### THE EXERCISE
Lines that include the word "manual" are the ones to copy.

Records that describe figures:
•••
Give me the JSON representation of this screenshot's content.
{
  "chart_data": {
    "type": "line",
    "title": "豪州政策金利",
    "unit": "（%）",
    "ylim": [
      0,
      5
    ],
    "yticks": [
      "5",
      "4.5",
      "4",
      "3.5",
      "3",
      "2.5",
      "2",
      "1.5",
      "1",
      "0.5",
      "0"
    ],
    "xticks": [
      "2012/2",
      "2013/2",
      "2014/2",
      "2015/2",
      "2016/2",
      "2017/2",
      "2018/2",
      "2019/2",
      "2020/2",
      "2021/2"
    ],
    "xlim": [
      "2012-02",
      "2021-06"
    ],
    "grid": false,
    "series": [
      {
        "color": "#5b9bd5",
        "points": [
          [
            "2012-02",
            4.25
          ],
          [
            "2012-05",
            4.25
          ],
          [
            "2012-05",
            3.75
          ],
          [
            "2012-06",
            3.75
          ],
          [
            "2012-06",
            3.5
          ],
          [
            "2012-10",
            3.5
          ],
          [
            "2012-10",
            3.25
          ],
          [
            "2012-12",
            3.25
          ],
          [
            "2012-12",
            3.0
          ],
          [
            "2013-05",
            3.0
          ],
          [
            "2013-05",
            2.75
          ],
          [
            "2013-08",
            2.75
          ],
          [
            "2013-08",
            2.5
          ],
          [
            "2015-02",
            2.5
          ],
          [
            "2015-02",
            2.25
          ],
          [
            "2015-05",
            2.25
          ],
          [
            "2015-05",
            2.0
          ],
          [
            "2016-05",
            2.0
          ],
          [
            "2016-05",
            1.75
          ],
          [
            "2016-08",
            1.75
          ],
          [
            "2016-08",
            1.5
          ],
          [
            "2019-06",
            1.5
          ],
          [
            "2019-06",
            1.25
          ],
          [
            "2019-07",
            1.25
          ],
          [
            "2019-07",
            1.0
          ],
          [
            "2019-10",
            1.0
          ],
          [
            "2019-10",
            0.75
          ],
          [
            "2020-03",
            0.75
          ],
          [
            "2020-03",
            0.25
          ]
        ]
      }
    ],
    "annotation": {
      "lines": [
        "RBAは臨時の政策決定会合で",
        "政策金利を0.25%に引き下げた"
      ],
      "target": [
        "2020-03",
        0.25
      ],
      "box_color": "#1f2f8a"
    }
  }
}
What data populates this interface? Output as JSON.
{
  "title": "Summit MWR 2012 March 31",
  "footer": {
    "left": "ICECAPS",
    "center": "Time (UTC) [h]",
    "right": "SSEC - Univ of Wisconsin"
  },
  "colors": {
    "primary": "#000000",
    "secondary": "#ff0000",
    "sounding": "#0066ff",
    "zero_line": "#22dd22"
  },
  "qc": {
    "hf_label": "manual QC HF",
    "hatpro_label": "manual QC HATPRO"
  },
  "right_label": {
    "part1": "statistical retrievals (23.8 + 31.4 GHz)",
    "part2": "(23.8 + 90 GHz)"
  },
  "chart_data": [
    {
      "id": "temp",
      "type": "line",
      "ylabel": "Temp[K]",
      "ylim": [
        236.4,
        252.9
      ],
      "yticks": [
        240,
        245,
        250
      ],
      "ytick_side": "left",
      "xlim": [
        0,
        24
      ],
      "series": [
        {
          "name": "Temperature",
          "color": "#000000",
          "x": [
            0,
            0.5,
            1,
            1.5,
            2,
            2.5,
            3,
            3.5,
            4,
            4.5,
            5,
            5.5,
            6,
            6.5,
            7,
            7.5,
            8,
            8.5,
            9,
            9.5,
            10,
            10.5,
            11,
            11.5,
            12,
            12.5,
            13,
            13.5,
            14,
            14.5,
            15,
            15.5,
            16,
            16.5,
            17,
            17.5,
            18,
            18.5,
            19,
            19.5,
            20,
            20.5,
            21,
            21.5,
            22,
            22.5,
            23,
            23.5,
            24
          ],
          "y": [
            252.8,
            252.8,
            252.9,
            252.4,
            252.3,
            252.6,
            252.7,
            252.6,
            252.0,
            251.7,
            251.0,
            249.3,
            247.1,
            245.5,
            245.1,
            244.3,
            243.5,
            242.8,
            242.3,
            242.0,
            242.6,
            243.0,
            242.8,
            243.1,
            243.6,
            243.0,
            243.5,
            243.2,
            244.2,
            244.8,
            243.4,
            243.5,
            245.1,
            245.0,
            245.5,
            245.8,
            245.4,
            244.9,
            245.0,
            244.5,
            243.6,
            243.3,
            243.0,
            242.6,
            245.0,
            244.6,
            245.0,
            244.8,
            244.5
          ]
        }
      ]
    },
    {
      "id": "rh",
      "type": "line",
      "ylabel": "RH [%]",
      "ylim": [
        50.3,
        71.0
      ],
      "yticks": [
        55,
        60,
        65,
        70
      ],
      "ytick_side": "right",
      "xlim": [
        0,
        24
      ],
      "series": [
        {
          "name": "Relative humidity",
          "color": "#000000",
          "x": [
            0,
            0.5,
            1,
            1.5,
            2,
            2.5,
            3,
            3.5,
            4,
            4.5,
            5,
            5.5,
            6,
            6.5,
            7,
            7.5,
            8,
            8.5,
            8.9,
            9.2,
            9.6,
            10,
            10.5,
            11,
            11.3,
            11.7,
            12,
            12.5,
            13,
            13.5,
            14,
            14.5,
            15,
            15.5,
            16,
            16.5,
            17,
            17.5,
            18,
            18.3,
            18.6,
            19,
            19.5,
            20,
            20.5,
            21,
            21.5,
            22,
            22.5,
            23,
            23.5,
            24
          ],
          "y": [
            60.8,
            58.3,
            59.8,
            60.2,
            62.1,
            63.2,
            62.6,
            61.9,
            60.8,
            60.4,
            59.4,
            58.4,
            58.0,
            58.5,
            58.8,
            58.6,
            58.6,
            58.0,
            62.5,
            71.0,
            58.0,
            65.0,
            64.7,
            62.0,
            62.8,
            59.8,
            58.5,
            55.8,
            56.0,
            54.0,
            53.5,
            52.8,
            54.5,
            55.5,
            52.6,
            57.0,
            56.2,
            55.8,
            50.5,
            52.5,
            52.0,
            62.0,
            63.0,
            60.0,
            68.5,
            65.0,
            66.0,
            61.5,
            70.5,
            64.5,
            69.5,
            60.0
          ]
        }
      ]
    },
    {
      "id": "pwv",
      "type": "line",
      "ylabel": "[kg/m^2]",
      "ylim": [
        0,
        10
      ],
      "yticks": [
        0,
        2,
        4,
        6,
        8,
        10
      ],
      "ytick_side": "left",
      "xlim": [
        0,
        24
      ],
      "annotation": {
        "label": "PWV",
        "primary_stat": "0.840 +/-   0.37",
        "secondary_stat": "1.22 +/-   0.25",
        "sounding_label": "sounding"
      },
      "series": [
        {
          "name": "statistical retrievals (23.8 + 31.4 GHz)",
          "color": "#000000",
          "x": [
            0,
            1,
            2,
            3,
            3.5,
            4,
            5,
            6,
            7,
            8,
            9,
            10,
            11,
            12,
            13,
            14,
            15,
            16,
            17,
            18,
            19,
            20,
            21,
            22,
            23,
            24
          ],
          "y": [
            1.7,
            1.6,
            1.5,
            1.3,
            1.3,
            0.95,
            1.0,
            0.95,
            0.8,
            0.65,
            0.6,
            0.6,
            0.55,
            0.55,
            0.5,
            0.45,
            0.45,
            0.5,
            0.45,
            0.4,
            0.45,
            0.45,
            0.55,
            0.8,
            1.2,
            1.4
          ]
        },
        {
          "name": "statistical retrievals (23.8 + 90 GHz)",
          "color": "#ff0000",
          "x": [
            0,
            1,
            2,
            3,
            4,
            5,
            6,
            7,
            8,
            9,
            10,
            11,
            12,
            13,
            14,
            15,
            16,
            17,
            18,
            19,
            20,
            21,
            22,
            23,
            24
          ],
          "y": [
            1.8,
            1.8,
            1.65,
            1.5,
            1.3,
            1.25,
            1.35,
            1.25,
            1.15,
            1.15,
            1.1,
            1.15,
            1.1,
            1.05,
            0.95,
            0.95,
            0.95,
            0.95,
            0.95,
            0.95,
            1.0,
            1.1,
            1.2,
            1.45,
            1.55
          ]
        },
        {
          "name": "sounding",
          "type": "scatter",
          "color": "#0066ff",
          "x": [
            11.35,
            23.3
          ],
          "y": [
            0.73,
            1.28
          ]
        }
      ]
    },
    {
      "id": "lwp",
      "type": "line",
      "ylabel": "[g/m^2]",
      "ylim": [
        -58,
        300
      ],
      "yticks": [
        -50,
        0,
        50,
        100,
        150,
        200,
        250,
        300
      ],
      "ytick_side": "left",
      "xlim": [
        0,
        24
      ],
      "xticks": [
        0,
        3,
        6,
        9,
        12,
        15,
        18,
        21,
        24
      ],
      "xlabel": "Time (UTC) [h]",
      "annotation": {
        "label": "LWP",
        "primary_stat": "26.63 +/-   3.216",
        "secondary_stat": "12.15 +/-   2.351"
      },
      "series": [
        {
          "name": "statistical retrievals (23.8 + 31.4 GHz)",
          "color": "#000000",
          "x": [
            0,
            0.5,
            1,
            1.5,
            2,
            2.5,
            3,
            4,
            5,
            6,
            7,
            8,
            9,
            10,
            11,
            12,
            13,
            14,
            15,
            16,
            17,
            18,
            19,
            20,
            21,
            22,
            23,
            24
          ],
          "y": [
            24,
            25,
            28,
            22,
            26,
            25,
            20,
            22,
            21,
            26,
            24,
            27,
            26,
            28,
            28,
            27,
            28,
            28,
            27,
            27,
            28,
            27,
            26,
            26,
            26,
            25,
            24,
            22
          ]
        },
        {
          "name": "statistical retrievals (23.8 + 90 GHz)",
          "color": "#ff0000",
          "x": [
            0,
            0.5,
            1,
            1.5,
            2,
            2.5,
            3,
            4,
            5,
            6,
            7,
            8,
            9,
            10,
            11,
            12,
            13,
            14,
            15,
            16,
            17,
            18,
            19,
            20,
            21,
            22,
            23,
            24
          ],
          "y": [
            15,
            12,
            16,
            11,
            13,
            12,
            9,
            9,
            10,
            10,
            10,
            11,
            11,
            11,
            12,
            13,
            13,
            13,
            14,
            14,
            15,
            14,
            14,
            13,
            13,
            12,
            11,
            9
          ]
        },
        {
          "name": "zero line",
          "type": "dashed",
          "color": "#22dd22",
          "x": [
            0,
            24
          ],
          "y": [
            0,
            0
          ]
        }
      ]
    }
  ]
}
•••
### ANSWER TO THE PROBLEM
    "hf_label": "manual QC HF",
    "hatpro_label": "manual QC HATPRO"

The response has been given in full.